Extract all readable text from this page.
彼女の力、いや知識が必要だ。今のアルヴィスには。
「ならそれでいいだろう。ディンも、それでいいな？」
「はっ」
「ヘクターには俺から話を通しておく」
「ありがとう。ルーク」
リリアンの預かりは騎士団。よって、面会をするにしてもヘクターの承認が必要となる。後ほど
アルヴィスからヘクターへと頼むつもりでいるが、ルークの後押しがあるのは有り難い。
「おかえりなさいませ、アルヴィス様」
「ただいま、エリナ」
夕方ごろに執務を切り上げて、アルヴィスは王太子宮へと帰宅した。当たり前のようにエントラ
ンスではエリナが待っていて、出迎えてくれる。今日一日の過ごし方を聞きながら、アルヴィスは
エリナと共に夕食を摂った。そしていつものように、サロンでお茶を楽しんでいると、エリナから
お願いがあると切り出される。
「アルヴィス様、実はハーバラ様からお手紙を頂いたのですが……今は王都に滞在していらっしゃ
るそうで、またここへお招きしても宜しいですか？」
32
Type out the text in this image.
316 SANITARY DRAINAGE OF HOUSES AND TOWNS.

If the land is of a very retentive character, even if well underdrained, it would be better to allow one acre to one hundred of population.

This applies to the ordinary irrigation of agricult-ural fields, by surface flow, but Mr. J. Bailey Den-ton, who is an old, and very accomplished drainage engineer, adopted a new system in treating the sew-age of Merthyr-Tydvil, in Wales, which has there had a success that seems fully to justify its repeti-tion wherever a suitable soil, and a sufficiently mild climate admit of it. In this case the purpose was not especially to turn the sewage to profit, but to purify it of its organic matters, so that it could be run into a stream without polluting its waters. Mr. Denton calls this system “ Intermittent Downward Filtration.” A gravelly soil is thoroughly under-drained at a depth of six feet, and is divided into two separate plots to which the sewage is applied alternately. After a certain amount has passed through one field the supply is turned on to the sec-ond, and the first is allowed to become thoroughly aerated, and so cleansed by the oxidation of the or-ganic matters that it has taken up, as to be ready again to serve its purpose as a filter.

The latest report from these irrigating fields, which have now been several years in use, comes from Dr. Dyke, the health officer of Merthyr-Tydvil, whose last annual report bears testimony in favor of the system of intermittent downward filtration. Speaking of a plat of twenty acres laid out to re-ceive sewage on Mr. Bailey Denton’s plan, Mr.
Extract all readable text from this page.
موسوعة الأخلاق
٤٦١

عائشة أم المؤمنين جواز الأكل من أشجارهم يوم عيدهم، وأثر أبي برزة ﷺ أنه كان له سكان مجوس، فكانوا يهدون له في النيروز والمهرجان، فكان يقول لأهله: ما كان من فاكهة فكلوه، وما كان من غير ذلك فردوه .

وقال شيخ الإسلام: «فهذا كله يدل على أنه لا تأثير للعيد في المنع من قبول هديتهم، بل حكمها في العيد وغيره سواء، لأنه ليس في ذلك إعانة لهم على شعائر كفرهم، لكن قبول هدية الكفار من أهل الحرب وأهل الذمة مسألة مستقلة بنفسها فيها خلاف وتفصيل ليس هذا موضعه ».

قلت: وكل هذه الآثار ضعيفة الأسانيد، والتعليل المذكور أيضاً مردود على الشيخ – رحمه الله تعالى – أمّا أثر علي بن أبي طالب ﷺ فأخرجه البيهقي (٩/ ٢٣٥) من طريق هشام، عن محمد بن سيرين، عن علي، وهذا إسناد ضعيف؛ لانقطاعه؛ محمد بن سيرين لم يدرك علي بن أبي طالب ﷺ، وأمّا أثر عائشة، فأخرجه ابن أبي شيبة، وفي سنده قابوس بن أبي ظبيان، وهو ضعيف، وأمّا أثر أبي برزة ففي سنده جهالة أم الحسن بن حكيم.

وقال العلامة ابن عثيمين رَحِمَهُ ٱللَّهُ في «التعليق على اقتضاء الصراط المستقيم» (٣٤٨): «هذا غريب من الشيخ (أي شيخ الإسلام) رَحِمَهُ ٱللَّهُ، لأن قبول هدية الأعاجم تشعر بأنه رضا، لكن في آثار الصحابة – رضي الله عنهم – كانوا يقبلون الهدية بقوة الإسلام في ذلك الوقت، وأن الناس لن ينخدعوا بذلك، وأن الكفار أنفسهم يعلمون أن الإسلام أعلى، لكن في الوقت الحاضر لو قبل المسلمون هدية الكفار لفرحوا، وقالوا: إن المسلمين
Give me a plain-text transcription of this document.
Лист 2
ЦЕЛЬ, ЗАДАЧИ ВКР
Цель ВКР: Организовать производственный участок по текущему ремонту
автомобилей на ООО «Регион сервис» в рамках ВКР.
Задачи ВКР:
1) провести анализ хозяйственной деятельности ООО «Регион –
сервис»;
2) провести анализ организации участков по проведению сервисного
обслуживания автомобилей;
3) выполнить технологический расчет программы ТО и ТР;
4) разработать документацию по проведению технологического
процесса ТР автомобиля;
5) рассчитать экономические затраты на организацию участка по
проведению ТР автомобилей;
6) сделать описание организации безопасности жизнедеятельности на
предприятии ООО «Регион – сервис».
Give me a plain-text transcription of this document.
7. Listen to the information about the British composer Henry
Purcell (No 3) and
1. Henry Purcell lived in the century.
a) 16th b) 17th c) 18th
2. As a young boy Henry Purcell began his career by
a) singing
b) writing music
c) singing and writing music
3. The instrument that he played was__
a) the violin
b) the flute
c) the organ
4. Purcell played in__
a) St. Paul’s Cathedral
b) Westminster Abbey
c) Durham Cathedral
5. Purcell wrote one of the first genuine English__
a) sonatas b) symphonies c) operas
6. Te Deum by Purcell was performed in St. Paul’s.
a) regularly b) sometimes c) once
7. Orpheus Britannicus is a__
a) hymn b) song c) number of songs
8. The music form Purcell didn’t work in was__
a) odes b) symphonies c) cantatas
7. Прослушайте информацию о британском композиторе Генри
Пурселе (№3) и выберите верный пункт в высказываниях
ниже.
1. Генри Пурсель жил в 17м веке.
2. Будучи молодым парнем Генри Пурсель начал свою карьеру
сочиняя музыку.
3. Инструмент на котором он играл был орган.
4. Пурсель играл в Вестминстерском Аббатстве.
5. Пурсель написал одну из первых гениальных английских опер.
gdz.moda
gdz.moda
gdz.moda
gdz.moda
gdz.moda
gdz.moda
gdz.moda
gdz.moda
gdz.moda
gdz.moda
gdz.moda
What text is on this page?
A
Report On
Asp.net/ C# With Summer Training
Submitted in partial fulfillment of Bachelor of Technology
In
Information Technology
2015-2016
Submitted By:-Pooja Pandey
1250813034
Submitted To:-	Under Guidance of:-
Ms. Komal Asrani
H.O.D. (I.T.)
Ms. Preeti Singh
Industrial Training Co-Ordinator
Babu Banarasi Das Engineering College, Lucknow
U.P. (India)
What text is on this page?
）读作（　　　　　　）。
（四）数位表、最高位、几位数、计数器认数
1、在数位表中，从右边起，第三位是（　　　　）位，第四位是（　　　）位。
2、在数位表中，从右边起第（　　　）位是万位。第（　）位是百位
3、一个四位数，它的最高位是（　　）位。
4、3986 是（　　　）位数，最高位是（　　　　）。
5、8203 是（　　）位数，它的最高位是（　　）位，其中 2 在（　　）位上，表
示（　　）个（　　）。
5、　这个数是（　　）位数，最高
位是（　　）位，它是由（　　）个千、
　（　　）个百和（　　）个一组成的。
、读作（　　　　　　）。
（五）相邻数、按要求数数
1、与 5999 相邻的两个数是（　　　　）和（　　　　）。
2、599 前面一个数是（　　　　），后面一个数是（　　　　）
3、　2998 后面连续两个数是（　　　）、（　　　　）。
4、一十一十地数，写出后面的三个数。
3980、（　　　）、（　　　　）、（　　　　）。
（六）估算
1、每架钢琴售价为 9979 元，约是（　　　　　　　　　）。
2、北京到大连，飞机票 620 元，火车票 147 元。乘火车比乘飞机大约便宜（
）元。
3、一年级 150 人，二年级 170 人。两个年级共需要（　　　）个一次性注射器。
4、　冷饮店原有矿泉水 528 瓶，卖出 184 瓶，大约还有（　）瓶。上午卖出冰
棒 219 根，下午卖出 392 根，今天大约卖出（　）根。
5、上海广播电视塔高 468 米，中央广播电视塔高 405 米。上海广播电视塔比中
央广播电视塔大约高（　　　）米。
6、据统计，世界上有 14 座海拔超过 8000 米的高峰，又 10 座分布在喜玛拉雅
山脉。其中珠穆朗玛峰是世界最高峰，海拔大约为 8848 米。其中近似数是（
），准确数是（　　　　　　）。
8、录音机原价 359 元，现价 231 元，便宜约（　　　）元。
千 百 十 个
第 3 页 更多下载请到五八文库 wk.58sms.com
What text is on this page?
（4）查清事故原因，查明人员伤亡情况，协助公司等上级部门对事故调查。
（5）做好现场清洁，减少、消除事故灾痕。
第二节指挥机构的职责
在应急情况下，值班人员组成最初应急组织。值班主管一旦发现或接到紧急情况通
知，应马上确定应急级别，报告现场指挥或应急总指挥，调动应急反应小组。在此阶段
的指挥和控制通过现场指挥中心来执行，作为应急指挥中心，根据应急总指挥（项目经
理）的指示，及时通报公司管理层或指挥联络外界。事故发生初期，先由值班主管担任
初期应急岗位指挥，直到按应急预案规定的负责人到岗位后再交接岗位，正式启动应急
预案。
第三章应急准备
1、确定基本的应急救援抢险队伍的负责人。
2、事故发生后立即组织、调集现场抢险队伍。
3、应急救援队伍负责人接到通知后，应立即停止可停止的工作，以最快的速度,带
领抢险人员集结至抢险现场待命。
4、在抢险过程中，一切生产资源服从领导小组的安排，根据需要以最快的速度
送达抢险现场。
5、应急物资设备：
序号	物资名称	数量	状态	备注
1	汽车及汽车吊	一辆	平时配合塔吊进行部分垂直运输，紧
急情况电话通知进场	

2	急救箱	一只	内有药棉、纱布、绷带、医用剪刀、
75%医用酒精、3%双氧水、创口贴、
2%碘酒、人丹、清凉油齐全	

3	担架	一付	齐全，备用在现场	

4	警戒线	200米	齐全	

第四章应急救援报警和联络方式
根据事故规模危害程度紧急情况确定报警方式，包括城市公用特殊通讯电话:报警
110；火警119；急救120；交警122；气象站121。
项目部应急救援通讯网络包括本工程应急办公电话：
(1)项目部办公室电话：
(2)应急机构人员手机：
◆ ◆ ◆ ◆ ◆
**Exercise requirements**
From the listing above, pick out each line where the word "автомобилей" appears.

**Exercise solution**
автомобилей на ООО «Регион сервис» в рамках ВКР.
обслуживания автомобилей;
проведению ТР автомобилей;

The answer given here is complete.